• SET PROBLEM
Leaving out all pictures, transcribe exactly the lines between the line with "Output a JSON" and the last line of the records below, both included.

Excerpt from a dataset
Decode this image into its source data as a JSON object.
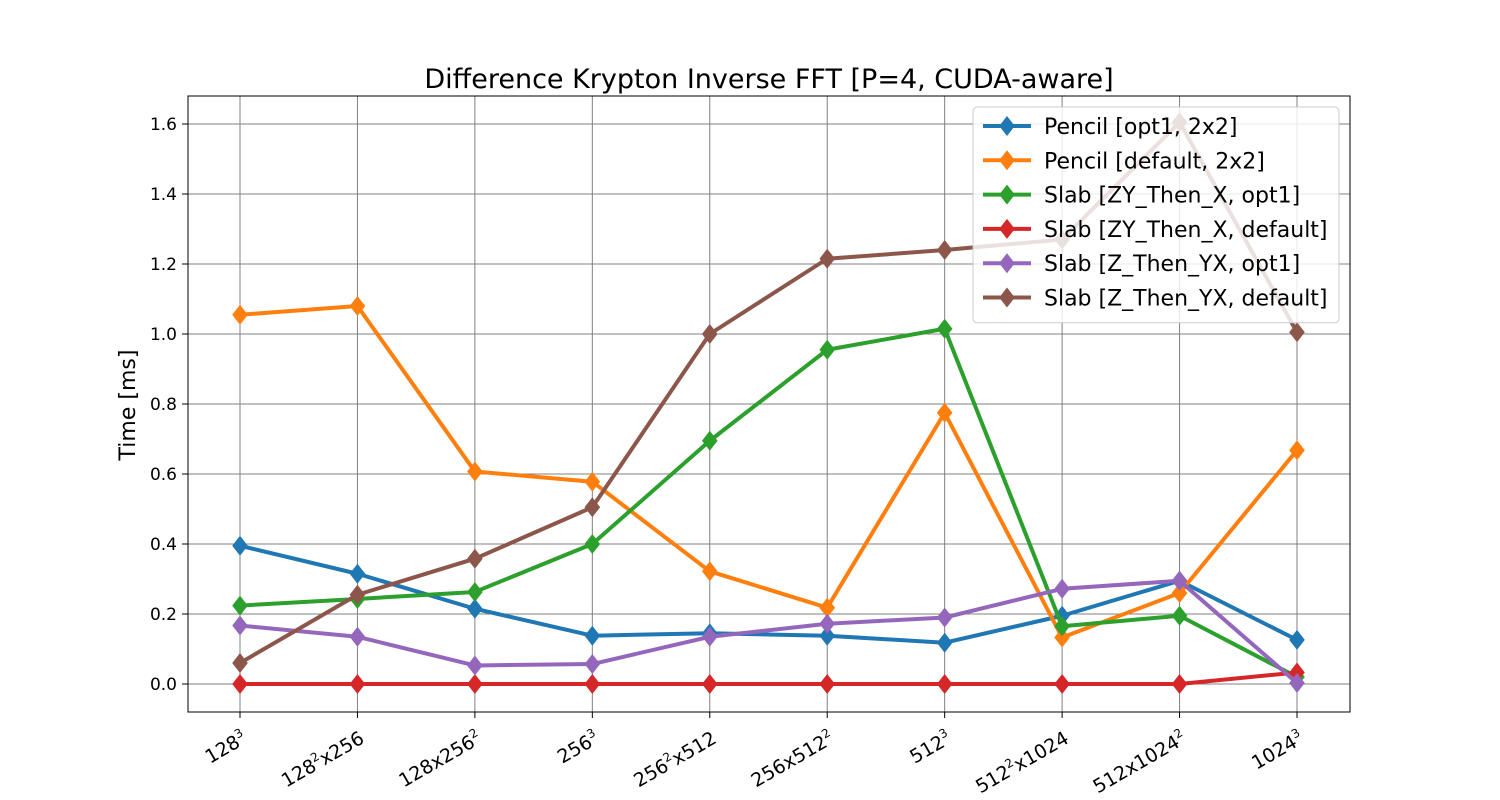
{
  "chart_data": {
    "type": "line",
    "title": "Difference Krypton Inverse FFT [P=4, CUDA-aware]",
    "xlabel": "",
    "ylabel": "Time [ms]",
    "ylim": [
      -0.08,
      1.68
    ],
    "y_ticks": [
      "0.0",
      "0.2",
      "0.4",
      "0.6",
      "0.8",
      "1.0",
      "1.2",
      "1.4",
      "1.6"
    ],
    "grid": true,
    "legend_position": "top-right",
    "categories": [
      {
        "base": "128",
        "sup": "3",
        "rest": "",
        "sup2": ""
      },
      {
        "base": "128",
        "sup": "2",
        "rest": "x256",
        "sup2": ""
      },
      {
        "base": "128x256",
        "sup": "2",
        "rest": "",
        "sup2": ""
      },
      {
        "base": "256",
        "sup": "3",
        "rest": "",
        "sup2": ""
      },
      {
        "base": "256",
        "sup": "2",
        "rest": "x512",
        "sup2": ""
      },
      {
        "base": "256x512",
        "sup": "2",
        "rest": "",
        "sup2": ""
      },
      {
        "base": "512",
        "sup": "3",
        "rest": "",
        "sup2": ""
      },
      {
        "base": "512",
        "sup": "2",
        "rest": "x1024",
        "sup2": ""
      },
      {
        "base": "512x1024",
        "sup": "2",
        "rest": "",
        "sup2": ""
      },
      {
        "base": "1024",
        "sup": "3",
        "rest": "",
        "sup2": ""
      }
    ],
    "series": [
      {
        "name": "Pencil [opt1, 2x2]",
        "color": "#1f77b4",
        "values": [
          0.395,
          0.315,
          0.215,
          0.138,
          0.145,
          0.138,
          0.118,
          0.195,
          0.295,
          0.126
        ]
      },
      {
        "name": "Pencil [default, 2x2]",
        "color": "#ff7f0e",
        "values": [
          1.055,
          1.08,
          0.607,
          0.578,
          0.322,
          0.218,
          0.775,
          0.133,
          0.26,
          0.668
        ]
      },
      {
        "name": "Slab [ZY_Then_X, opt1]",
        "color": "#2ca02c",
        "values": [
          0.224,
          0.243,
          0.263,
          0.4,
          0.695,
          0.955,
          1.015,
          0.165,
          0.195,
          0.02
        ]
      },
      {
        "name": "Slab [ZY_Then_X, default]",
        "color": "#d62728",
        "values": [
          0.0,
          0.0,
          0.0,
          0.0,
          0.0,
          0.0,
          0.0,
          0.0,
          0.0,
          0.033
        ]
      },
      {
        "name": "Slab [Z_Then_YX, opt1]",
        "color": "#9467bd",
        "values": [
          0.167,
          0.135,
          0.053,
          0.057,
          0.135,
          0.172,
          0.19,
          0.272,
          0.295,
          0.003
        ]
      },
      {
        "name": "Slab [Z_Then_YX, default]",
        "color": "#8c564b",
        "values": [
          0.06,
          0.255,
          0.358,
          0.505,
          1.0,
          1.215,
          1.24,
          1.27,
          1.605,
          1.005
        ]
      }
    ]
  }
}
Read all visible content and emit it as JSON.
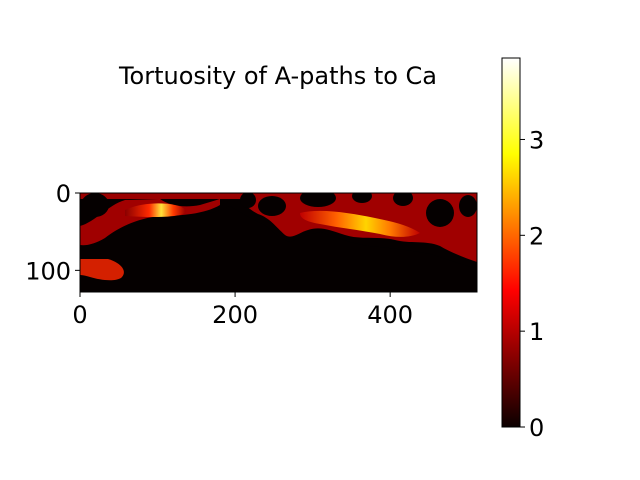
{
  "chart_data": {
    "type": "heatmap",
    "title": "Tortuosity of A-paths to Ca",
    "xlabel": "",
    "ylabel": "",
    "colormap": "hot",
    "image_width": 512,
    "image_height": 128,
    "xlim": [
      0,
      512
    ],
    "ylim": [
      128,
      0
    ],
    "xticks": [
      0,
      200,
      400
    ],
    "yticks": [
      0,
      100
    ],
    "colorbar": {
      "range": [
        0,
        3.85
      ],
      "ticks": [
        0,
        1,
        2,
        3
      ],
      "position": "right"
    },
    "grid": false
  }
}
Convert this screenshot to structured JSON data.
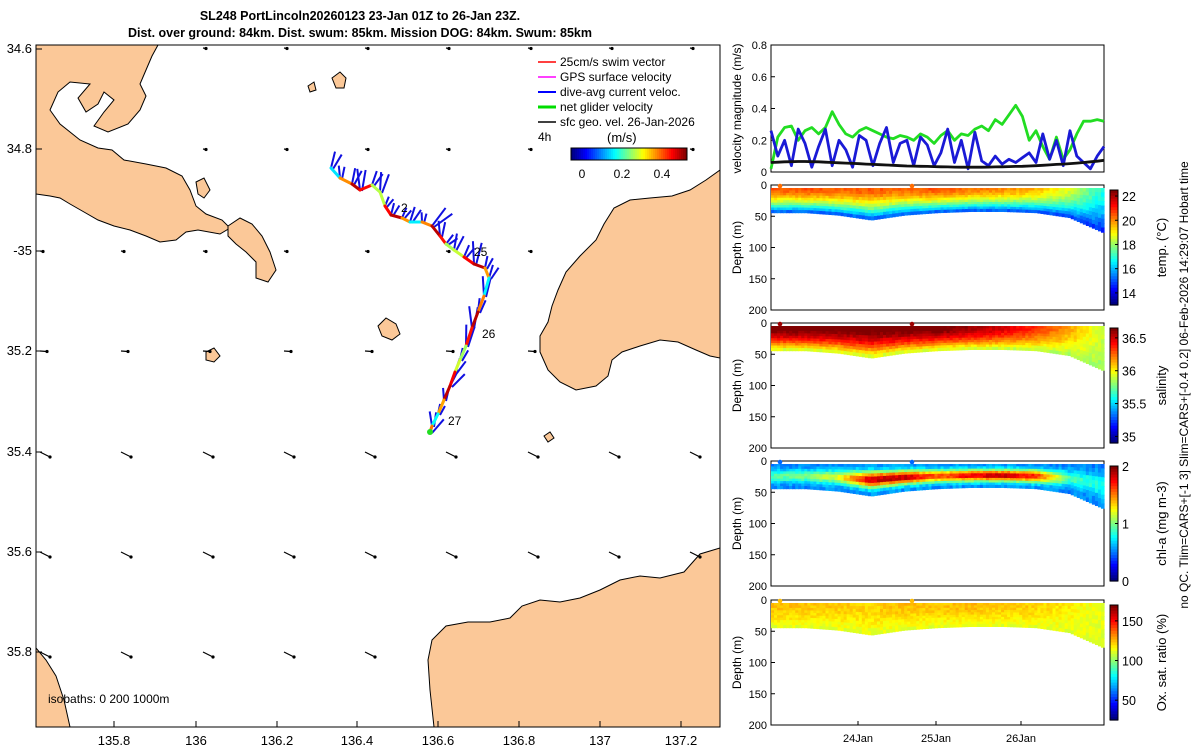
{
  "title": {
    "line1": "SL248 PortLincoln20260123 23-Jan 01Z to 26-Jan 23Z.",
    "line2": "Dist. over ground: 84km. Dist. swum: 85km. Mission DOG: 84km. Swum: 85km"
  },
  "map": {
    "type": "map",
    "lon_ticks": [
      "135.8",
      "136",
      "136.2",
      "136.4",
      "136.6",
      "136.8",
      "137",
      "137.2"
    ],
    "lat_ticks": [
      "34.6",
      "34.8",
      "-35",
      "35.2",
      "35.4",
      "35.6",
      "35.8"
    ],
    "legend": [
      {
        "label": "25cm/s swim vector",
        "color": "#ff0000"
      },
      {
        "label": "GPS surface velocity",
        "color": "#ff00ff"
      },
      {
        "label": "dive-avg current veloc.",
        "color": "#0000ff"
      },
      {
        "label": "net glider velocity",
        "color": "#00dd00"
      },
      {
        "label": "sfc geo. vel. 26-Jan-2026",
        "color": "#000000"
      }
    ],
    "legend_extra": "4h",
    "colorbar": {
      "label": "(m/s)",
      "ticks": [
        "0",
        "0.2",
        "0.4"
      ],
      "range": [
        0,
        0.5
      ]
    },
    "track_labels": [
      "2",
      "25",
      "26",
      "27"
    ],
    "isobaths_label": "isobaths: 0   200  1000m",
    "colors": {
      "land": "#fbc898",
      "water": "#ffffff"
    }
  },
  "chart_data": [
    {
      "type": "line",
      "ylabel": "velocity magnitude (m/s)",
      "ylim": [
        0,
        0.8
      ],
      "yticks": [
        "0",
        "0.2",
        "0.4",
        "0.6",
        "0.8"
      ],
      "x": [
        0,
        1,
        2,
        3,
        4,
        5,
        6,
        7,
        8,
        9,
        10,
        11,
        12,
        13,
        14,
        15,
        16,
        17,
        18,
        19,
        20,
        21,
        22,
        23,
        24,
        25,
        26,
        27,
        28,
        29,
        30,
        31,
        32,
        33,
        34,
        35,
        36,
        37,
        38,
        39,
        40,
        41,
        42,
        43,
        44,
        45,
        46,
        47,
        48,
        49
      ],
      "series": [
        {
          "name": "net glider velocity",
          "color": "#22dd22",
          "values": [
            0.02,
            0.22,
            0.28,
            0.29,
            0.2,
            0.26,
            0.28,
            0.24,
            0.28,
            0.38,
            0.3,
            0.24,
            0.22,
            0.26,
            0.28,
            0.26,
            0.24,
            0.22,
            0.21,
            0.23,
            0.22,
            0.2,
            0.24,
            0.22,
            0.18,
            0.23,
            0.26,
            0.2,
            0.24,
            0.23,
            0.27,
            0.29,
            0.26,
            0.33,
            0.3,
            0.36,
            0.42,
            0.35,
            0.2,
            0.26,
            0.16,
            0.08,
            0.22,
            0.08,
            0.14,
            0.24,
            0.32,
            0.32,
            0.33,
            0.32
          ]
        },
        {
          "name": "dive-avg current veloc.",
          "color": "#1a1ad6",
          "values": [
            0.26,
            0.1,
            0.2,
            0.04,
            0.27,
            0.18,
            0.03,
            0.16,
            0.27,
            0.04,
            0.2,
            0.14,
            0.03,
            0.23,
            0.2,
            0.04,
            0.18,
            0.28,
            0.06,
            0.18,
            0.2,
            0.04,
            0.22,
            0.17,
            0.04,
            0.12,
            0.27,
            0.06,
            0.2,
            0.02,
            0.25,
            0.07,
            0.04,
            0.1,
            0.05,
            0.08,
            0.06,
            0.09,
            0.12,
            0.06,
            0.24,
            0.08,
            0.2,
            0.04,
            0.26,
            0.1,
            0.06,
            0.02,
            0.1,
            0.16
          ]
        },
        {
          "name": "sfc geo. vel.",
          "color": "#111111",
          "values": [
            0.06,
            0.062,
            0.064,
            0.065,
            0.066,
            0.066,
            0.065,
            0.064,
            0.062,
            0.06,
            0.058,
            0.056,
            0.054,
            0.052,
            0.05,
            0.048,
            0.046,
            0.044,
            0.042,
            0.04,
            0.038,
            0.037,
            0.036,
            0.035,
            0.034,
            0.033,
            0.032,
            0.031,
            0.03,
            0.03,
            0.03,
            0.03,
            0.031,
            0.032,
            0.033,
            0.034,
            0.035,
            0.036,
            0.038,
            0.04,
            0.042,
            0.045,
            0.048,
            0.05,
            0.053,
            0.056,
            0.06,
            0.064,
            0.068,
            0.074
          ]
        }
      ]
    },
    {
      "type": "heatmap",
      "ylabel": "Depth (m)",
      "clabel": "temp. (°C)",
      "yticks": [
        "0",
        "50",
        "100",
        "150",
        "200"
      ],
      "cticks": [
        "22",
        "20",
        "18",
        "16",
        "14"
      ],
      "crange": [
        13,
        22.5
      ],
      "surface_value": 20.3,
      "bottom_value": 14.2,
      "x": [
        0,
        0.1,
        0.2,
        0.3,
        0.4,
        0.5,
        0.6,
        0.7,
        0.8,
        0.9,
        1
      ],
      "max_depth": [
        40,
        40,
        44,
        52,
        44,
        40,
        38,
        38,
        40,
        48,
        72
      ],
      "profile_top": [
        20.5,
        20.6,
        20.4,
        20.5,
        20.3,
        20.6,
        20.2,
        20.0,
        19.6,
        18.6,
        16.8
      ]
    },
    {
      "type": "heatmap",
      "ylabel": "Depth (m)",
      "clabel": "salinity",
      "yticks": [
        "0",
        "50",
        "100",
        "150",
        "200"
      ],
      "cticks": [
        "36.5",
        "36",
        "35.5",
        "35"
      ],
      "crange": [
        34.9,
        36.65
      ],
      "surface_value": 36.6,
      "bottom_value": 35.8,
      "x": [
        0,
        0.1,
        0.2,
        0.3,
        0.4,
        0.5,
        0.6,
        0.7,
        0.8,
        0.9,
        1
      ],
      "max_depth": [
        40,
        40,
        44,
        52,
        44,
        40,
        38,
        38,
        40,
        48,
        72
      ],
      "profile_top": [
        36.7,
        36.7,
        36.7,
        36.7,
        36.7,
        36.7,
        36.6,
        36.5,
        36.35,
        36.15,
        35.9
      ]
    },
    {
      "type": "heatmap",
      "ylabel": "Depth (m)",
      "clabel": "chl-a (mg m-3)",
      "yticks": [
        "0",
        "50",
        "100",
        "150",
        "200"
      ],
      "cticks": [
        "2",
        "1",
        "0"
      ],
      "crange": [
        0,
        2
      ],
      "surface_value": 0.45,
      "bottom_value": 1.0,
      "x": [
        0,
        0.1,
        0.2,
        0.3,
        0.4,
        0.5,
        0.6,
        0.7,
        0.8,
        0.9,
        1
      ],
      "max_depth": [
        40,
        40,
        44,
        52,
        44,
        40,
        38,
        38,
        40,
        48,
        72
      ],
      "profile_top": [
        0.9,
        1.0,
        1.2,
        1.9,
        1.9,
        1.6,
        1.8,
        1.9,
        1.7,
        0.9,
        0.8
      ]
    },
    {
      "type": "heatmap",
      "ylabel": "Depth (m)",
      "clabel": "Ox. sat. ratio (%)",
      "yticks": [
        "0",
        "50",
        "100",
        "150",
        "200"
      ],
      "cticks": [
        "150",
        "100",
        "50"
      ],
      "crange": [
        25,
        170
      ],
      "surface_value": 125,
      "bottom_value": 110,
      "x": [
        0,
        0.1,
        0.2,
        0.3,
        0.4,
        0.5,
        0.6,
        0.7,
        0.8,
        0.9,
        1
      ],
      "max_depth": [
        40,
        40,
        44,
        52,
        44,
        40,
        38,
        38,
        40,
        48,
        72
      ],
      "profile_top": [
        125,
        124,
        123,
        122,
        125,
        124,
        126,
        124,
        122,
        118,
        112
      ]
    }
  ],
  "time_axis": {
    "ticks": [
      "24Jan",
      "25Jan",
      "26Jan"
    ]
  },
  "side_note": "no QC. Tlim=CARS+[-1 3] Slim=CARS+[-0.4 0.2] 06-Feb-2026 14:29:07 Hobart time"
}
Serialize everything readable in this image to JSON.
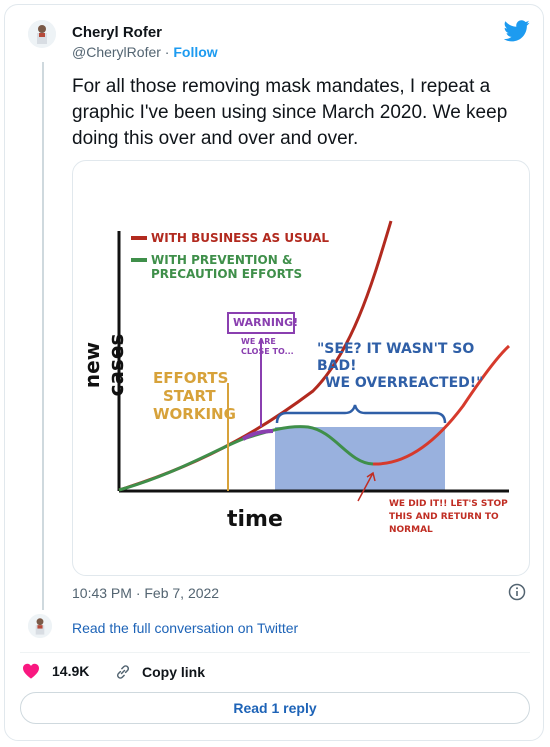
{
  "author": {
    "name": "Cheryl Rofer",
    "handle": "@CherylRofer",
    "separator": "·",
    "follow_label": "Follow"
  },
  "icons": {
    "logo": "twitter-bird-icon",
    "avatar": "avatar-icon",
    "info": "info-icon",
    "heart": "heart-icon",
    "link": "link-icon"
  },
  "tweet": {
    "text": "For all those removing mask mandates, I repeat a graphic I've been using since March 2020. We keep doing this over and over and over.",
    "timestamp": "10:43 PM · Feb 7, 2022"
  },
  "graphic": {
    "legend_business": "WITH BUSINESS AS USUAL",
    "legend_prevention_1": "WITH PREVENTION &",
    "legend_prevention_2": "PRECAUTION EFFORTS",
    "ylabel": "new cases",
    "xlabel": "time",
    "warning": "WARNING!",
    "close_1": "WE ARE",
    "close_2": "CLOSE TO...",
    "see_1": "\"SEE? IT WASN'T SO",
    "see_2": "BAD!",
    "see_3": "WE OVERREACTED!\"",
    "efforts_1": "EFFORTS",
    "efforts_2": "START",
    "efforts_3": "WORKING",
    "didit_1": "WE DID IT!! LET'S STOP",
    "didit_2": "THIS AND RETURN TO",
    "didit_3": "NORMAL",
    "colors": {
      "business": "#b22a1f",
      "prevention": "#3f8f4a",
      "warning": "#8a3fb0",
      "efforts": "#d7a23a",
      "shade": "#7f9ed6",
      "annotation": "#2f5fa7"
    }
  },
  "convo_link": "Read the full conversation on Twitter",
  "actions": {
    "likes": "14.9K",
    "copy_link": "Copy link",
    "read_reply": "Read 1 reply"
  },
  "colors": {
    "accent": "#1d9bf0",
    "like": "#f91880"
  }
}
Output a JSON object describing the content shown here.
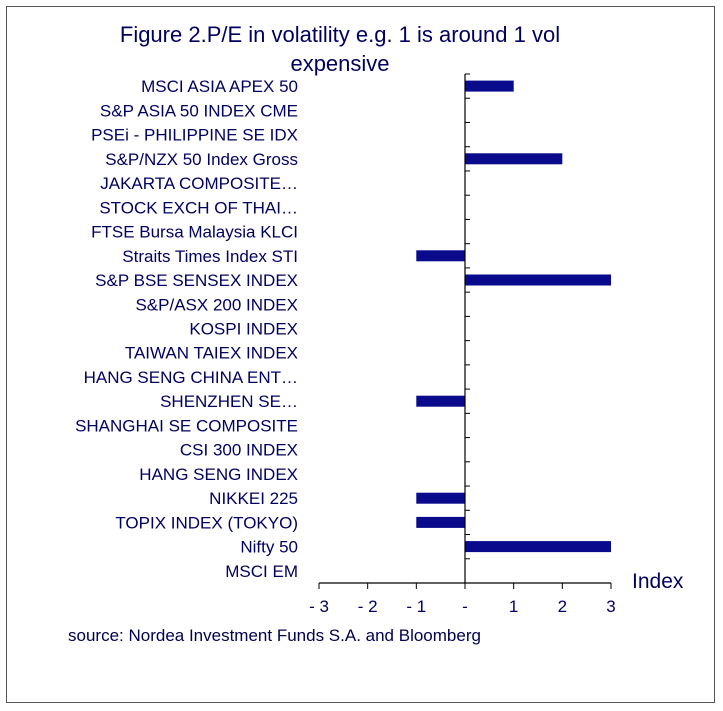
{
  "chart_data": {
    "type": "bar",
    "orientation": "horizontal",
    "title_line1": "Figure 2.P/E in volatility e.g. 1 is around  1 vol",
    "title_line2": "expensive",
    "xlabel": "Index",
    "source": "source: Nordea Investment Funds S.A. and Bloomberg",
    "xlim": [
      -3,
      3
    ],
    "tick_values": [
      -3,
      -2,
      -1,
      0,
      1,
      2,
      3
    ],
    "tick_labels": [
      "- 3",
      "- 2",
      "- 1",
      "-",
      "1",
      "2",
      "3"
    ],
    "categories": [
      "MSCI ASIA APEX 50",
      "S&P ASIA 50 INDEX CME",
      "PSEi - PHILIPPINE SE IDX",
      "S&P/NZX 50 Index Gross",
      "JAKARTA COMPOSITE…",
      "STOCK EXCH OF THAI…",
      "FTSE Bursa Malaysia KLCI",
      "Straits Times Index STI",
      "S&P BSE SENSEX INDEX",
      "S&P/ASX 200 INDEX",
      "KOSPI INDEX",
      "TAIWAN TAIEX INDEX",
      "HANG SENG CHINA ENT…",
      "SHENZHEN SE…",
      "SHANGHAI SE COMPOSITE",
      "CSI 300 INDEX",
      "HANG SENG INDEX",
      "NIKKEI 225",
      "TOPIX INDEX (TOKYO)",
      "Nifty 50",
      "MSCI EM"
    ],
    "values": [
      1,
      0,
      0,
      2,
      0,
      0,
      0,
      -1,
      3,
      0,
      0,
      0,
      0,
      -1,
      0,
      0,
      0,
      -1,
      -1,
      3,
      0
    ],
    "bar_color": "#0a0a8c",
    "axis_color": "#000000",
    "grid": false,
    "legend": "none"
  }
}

• WRITTEN RESPONSE
Output a JSON object describing the content shown here.
{
  "chart_data": {
    "type": "bar",
    "orientation": "horizontal",
    "title_line1": "Figure 2.P/E in volatility e.g. 1 is around  1 vol",
    "title_line2": "expensive",
    "xlabel": "Index",
    "source": "source: Nordea Investment Funds S.A. and Bloomberg",
    "xlim": [
      -3,
      3
    ],
    "tick_values": [
      -3,
      -2,
      -1,
      0,
      1,
      2,
      3
    ],
    "tick_labels": [
      "- 3",
      "- 2",
      "- 1",
      "-",
      "1",
      "2",
      "3"
    ],
    "categories": [
      "MSCI ASIA APEX 50",
      "S&P ASIA 50 INDEX CME",
      "PSEi - PHILIPPINE SE IDX",
      "S&P/NZX 50 Index Gross",
      "JAKARTA COMPOSITE…",
      "STOCK EXCH OF THAI…",
      "FTSE Bursa Malaysia KLCI",
      "Straits Times Index STI",
      "S&P BSE SENSEX INDEX",
      "S&P/ASX 200 INDEX",
      "KOSPI INDEX",
      "TAIWAN TAIEX INDEX",
      "HANG SENG CHINA ENT…",
      "SHENZHEN SE…",
      "SHANGHAI SE COMPOSITE",
      "CSI 300 INDEX",
      "HANG SENG INDEX",
      "NIKKEI 225",
      "TOPIX INDEX (TOKYO)",
      "Nifty 50",
      "MSCI EM"
    ],
    "values": [
      1,
      0,
      0,
      2,
      0,
      0,
      0,
      -1,
      3,
      0,
      0,
      0,
      0,
      -1,
      0,
      0,
      0,
      -1,
      -1,
      3,
      0
    ],
    "bar_color": "#0a0a8c",
    "axis_color": "#000000",
    "grid": false,
    "legend": "none"
  }
}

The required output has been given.